Problem details:
Repeat every entry word for word, but leave the images out of your copy.

Data items

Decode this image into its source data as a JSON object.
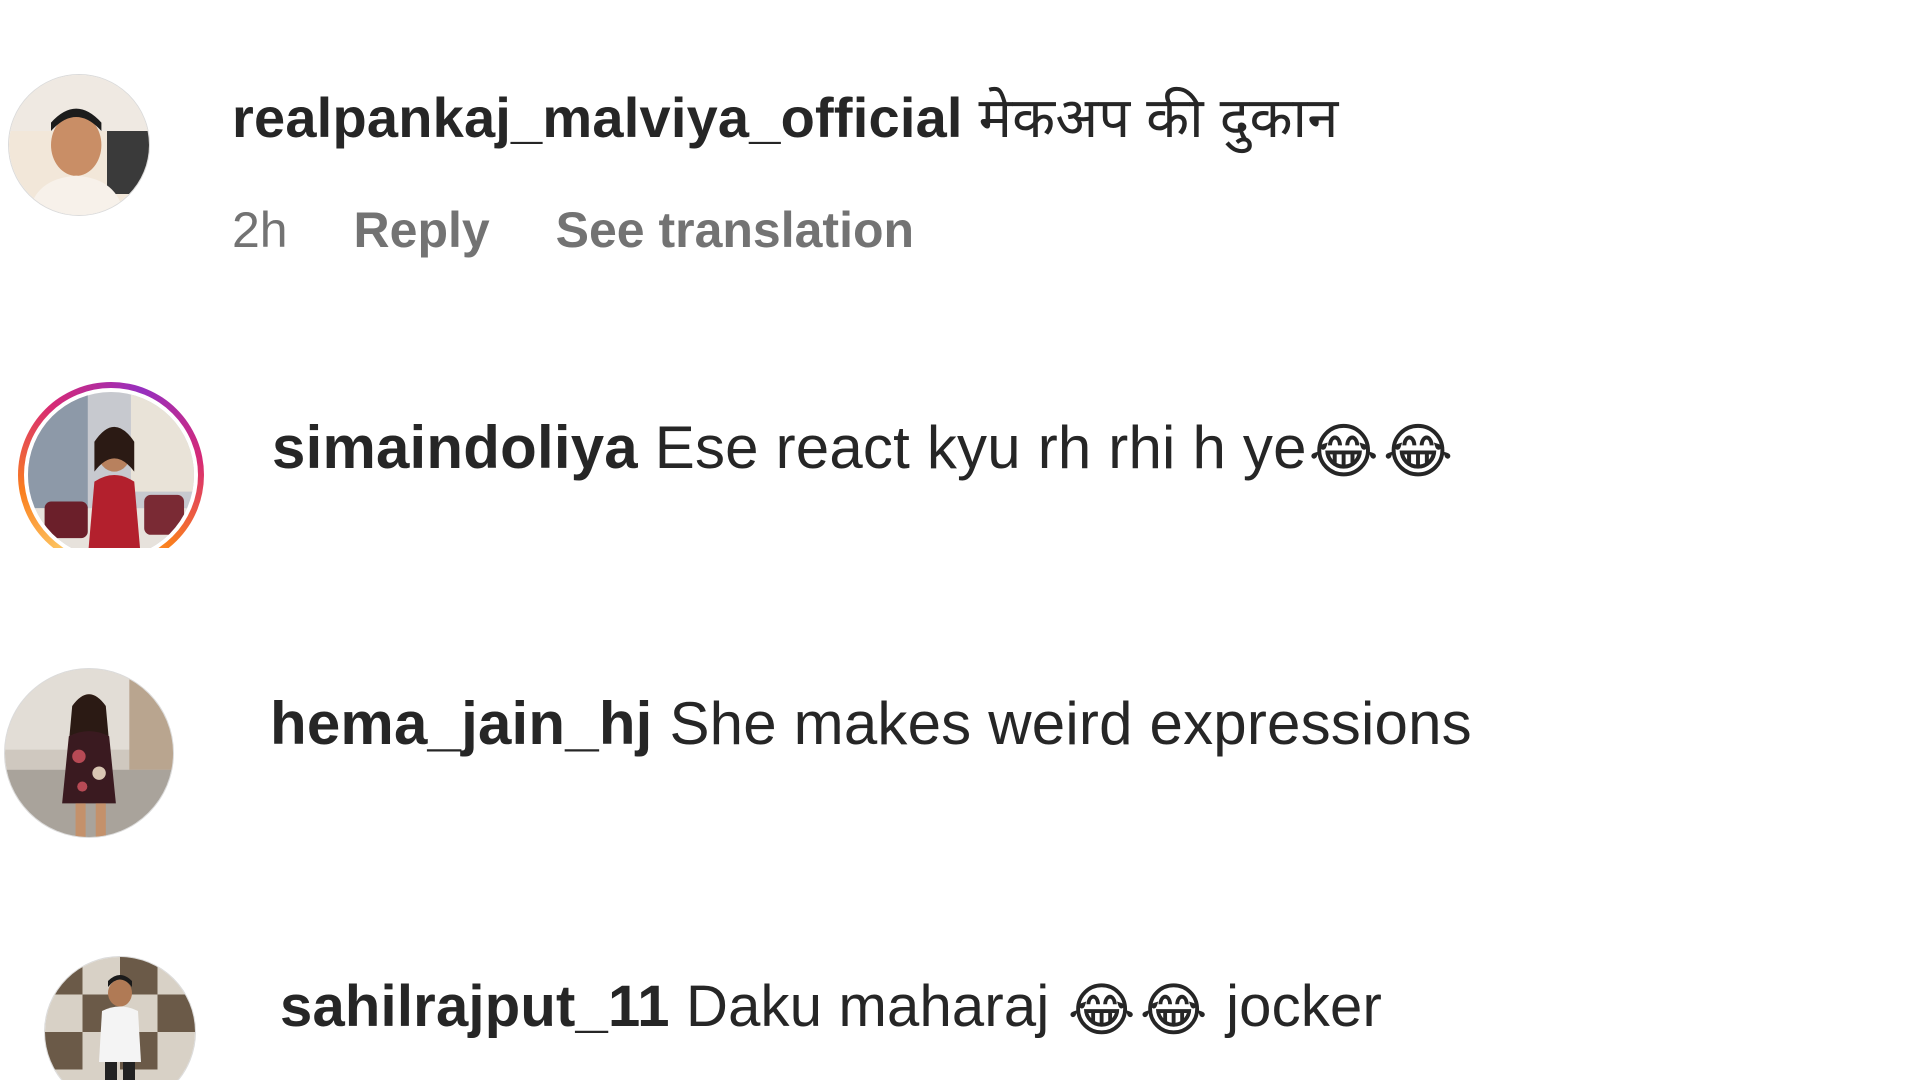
{
  "comments": [
    {
      "username": "realpankaj_malviya_official",
      "text": "मेकअप की दुकान",
      "time": "2h",
      "reply_label": "Reply",
      "translate_label": "See translation",
      "avatar_icon": "avatar-photo-man"
    },
    {
      "username": "simaindoliya",
      "text": "Ese react kyu rh rhi h ye",
      "emojis": [
        "😂",
        "😂"
      ],
      "has_story_ring": true,
      "avatar_icon": "avatar-photo-woman-red-dress"
    },
    {
      "username": "hema_jain_hj",
      "text": "She makes weird expressions",
      "avatar_icon": "avatar-photo-woman-floral-dress"
    },
    {
      "username": "sahilrajput_11",
      "text_before": "Daku maharaj",
      "emojis": [
        "😂",
        "😂"
      ],
      "text_after": "jocker",
      "avatar_icon": "avatar-photo-man-standing"
    }
  ],
  "colors": {
    "text_primary": "#262626",
    "text_secondary": "#737373",
    "story_ring": [
      "#feda75",
      "#fa7e1e",
      "#d62976",
      "#962fbf"
    ]
  }
}
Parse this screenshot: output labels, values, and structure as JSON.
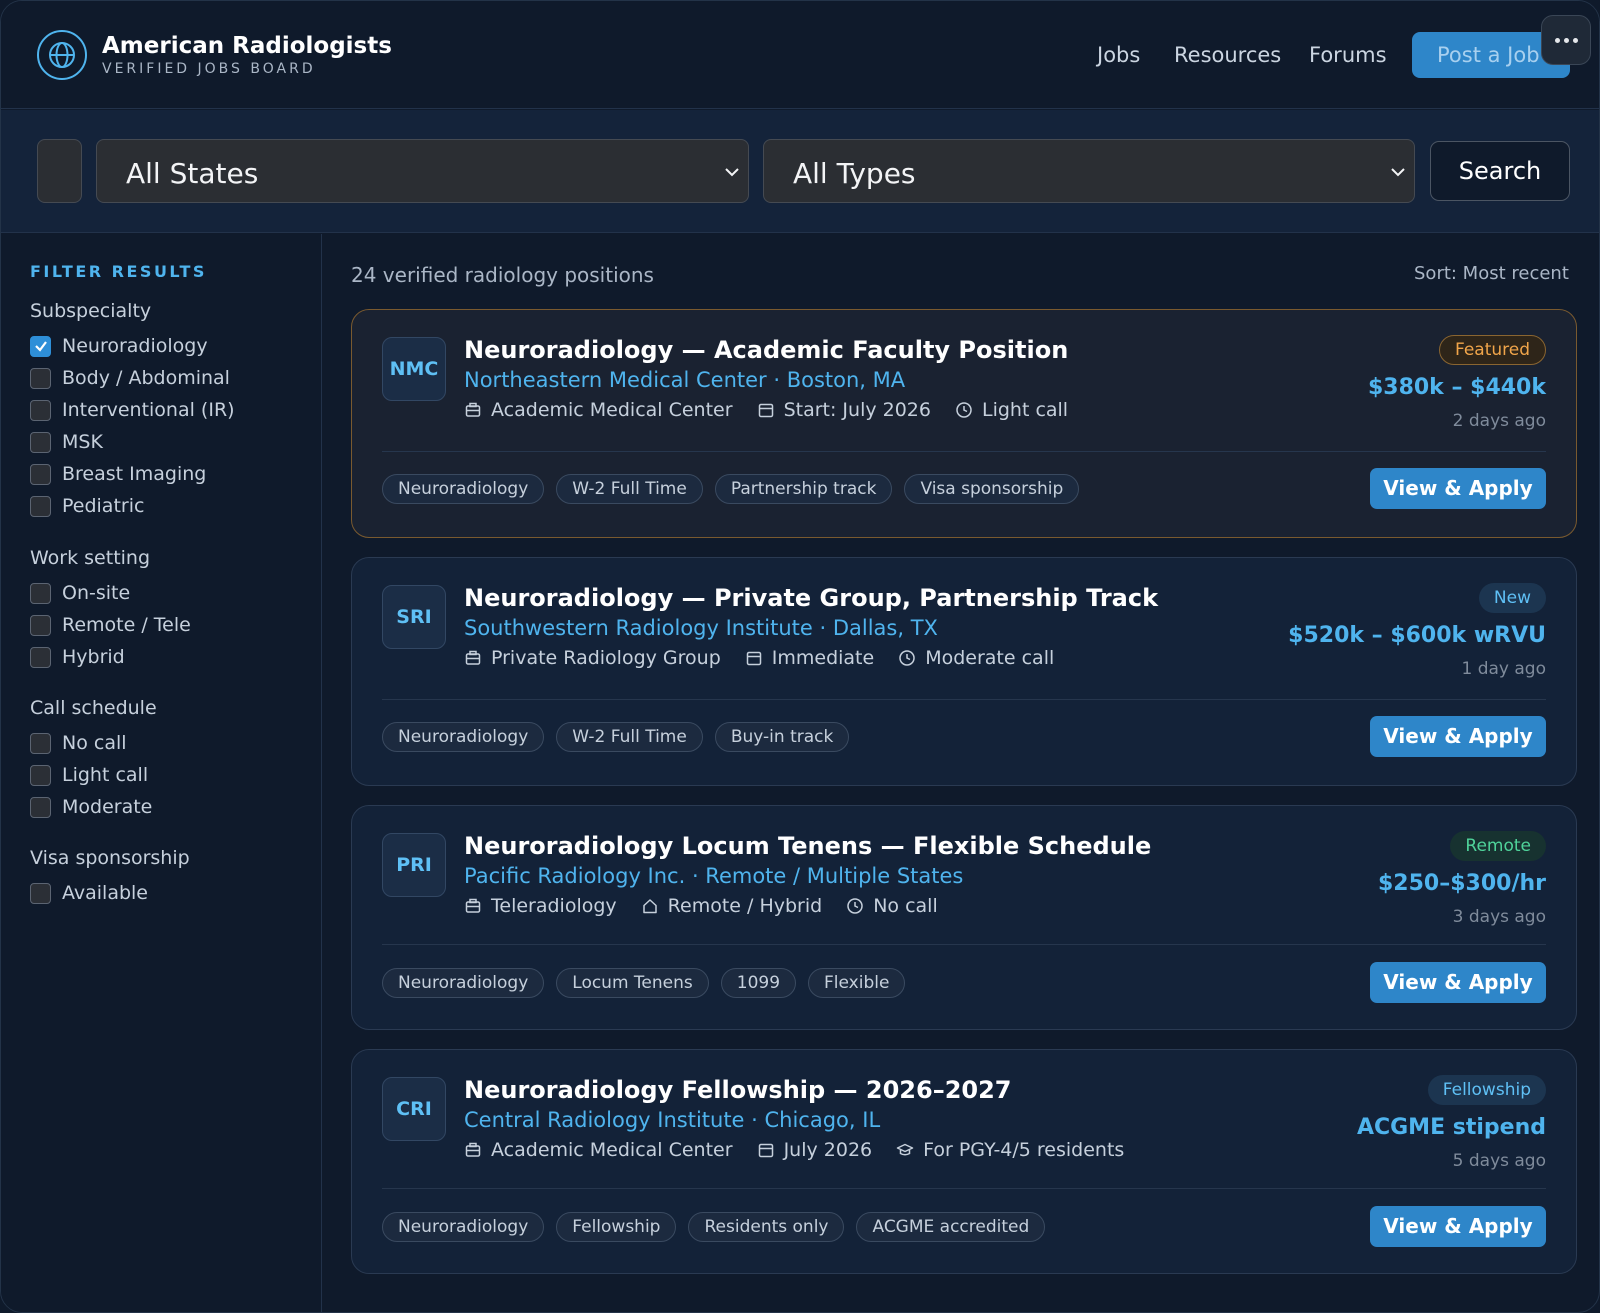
{
  "header": {
    "brand_title": "American Radiologists",
    "brand_subtitle": "VERIFIED JOBS BOARD",
    "logo_icon": "globe-icon",
    "nav": [
      "Jobs",
      "Resources",
      "Forums"
    ],
    "post_button": "Post a Job",
    "more_icon": "more-icon"
  },
  "search": {
    "state_value": "All States",
    "type_value": "All Types",
    "button": "Search"
  },
  "sidebar": {
    "title": "FILTER RESULTS",
    "groups": [
      {
        "label": "Subspecialty",
        "options": [
          {
            "label": "Neuroradiology",
            "checked": true
          },
          {
            "label": "Body / Abdominal",
            "checked": false
          },
          {
            "label": "Interventional (IR)",
            "checked": false
          },
          {
            "label": "MSK",
            "checked": false
          },
          {
            "label": "Breast Imaging",
            "checked": false
          },
          {
            "label": "Pediatric",
            "checked": false
          }
        ]
      },
      {
        "label": "Work setting",
        "options": [
          {
            "label": "On-site",
            "checked": false
          },
          {
            "label": "Remote / Tele",
            "checked": false
          },
          {
            "label": "Hybrid",
            "checked": false
          }
        ]
      },
      {
        "label": "Call schedule",
        "options": [
          {
            "label": "No call",
            "checked": false
          },
          {
            "label": "Light call",
            "checked": false
          },
          {
            "label": "Moderate",
            "checked": false
          }
        ]
      },
      {
        "label": "Visa sponsorship",
        "options": [
          {
            "label": "Available",
            "checked": false
          }
        ]
      }
    ]
  },
  "results": {
    "count_text": "24 verified radiology positions",
    "sort_text": "Sort: Most recent"
  },
  "jobs": [
    {
      "logo": "NMC",
      "title": "Neuroradiology — Academic Faculty Position",
      "org_location": "Northeastern Medical Center · Boston, MA",
      "meta": [
        {
          "icon": "building-icon",
          "text": "Academic Medical Center"
        },
        {
          "icon": "calendar-icon",
          "text": "Start: July 2026"
        },
        {
          "icon": "clock-icon",
          "text": "Light call"
        }
      ],
      "badge": "Featured",
      "badge_kind": "featured",
      "salary": "$380k – $440k",
      "posted": "2 days ago",
      "tags": [
        "Neuroradiology",
        "W-2 Full Time",
        "Partnership track",
        "Visa sponsorship"
      ],
      "apply": "View & Apply"
    },
    {
      "logo": "SRI",
      "title": "Neuroradiology — Private Group, Partnership Track",
      "org_location": "Southwestern Radiology Institute · Dallas, TX",
      "meta": [
        {
          "icon": "building-icon",
          "text": "Private Radiology Group"
        },
        {
          "icon": "calendar-icon",
          "text": "Immediate"
        },
        {
          "icon": "clock-icon",
          "text": "Moderate call"
        }
      ],
      "badge": "New",
      "badge_kind": "new",
      "salary": "$520k – $600k wRVU",
      "posted": "1 day ago",
      "tags": [
        "Neuroradiology",
        "W-2 Full Time",
        "Buy-in track"
      ],
      "apply": "View & Apply"
    },
    {
      "logo": "PRI",
      "title": "Neuroradiology Locum Tenens — Flexible Schedule",
      "org_location": "Pacific Radiology Inc. · Remote / Multiple States",
      "meta": [
        {
          "icon": "building-icon",
          "text": "Teleradiology"
        },
        {
          "icon": "home-icon",
          "text": "Remote / Hybrid"
        },
        {
          "icon": "clock-icon",
          "text": "No call"
        }
      ],
      "badge": "Remote",
      "badge_kind": "remote",
      "salary": "$250–$300/hr",
      "posted": "3 days ago",
      "tags": [
        "Neuroradiology",
        "Locum Tenens",
        "1099",
        "Flexible"
      ],
      "apply": "View & Apply"
    },
    {
      "logo": "CRI",
      "title": "Neuroradiology Fellowship — 2026–2027",
      "org_location": "Central Radiology Institute · Chicago, IL",
      "meta": [
        {
          "icon": "building-icon",
          "text": "Academic Medical Center"
        },
        {
          "icon": "calendar-icon",
          "text": "July 2026"
        },
        {
          "icon": "graduation-cap-icon",
          "text": "For PGY-4/5 residents"
        }
      ],
      "badge": "Fellowship",
      "badge_kind": "fellowship",
      "salary": "ACGME stipend",
      "posted": "5 days ago",
      "tags": [
        "Neuroradiology",
        "Fellowship",
        "Residents only",
        "ACGME accredited"
      ],
      "apply": "View & Apply"
    }
  ],
  "colors": {
    "accent": "#2e86c9",
    "link": "#4fb4ee",
    "background": "#0f1a2b",
    "featured_border": "#7a5a2f"
  }
}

Answer for the task:
Decode this image into its source data as a JSON object.
{
  "comments": [
    {
      "username": "realpankaj_malviya_official",
      "text": "मेकअप की दुकान",
      "time": "2h",
      "reply_label": "Reply",
      "translate_label": "See translation",
      "avatar_icon": "avatar-photo-man"
    },
    {
      "username": "simaindoliya",
      "text": "Ese react kyu rh rhi h ye",
      "emojis": [
        "😂",
        "😂"
      ],
      "has_story_ring": true,
      "avatar_icon": "avatar-photo-woman-red-dress"
    },
    {
      "username": "hema_jain_hj",
      "text": "She makes weird expressions",
      "avatar_icon": "avatar-photo-woman-floral-dress"
    },
    {
      "username": "sahilrajput_11",
      "text_before": "Daku maharaj",
      "emojis": [
        "😂",
        "😂"
      ],
      "text_after": "jocker",
      "avatar_icon": "avatar-photo-man-standing"
    }
  ],
  "colors": {
    "text_primary": "#262626",
    "text_secondary": "#737373",
    "story_ring": [
      "#feda75",
      "#fa7e1e",
      "#d62976",
      "#962fbf"
    ]
  }
}
Parse this screenshot: output labels, values, and structure as JSON.
{
  "header": {
    "brand_title": "American Radiologists",
    "brand_subtitle": "VERIFIED JOBS BOARD",
    "logo_icon": "globe-icon",
    "nav": [
      "Jobs",
      "Resources",
      "Forums"
    ],
    "post_button": "Post a Job",
    "more_icon": "more-icon"
  },
  "search": {
    "state_value": "All States",
    "type_value": "All Types",
    "button": "Search"
  },
  "sidebar": {
    "title": "FILTER RESULTS",
    "groups": [
      {
        "label": "Subspecialty",
        "options": [
          {
            "label": "Neuroradiology",
            "checked": true
          },
          {
            "label": "Body / Abdominal",
            "checked": false
          },
          {
            "label": "Interventional (IR)",
            "checked": false
          },
          {
            "label": "MSK",
            "checked": false
          },
          {
            "label": "Breast Imaging",
            "checked": false
          },
          {
            "label": "Pediatric",
            "checked": false
          }
        ]
      },
      {
        "label": "Work setting",
        "options": [
          {
            "label": "On-site",
            "checked": false
          },
          {
            "label": "Remote / Tele",
            "checked": false
          },
          {
            "label": "Hybrid",
            "checked": false
          }
        ]
      },
      {
        "label": "Call schedule",
        "options": [
          {
            "label": "No call",
            "checked": false
          },
          {
            "label": "Light call",
            "checked": false
          },
          {
            "label": "Moderate",
            "checked": false
          }
        ]
      },
      {
        "label": "Visa sponsorship",
        "options": [
          {
            "label": "Available",
            "checked": false
          }
        ]
      }
    ]
  },
  "results": {
    "count_text": "24 verified radiology positions",
    "sort_text": "Sort: Most recent"
  },
  "jobs": [
    {
      "logo": "NMC",
      "title": "Neuroradiology — Academic Faculty Position",
      "org_location": "Northeastern Medical Center · Boston, MA",
      "meta": [
        {
          "icon": "building-icon",
          "text": "Academic Medical Center"
        },
        {
          "icon": "calendar-icon",
          "text": "Start: July 2026"
        },
        {
          "icon": "clock-icon",
          "text": "Light call"
        }
      ],
      "badge": "Featured",
      "badge_kind": "featured",
      "salary": "$380k – $440k",
      "posted": "2 days ago",
      "tags": [
        "Neuroradiology",
        "W-2 Full Time",
        "Partnership track",
        "Visa sponsorship"
      ],
      "apply": "View & Apply"
    },
    {
      "logo": "SRI",
      "title": "Neuroradiology — Private Group, Partnership Track",
      "org_location": "Southwestern Radiology Institute · Dallas, TX",
      "meta": [
        {
          "icon": "building-icon",
          "text": "Private Radiology Group"
        },
        {
          "icon": "calendar-icon",
          "text": "Immediate"
        },
        {
          "icon": "clock-icon",
          "text": "Moderate call"
        }
      ],
      "badge": "New",
      "badge_kind": "new",
      "salary": "$520k – $600k wRVU",
      "posted": "1 day ago",
      "tags": [
        "Neuroradiology",
        "W-2 Full Time",
        "Buy-in track"
      ],
      "apply": "View & Apply"
    },
    {
      "logo": "PRI",
      "title": "Neuroradiology Locum Tenens — Flexible Schedule",
      "org_location": "Pacific Radiology Inc. · Remote / Multiple States",
      "meta": [
        {
          "icon": "building-icon",
          "text": "Teleradiology"
        },
        {
          "icon": "home-icon",
          "text": "Remote / Hybrid"
        },
        {
          "icon": "clock-icon",
          "text": "No call"
        }
      ],
      "badge": "Remote",
      "badge_kind": "remote",
      "salary": "$250–$300/hr",
      "posted": "3 days ago",
      "tags": [
        "Neuroradiology",
        "Locum Tenens",
        "1099",
        "Flexible"
      ],
      "apply": "View & Apply"
    },
    {
      "logo": "CRI",
      "title": "Neuroradiology Fellowship — 2026–2027",
      "org_location": "Central Radiology Institute · Chicago, IL",
      "meta": [
        {
          "icon": "building-icon",
          "text": "Academic Medical Center"
        },
        {
          "icon": "calendar-icon",
          "text": "July 2026"
        },
        {
          "icon": "graduation-cap-icon",
          "text": "For PGY-4/5 residents"
        }
      ],
      "badge": "Fellowship",
      "badge_kind": "fellowship",
      "salary": "ACGME stipend",
      "posted": "5 days ago",
      "tags": [
        "Neuroradiology",
        "Fellowship",
        "Residents only",
        "ACGME accredited"
      ],
      "apply": "View & Apply"
    }
  ],
  "colors": {
    "accent": "#2e86c9",
    "link": "#4fb4ee",
    "background": "#0f1a2b",
    "featured_border": "#7a5a2f"
  }
}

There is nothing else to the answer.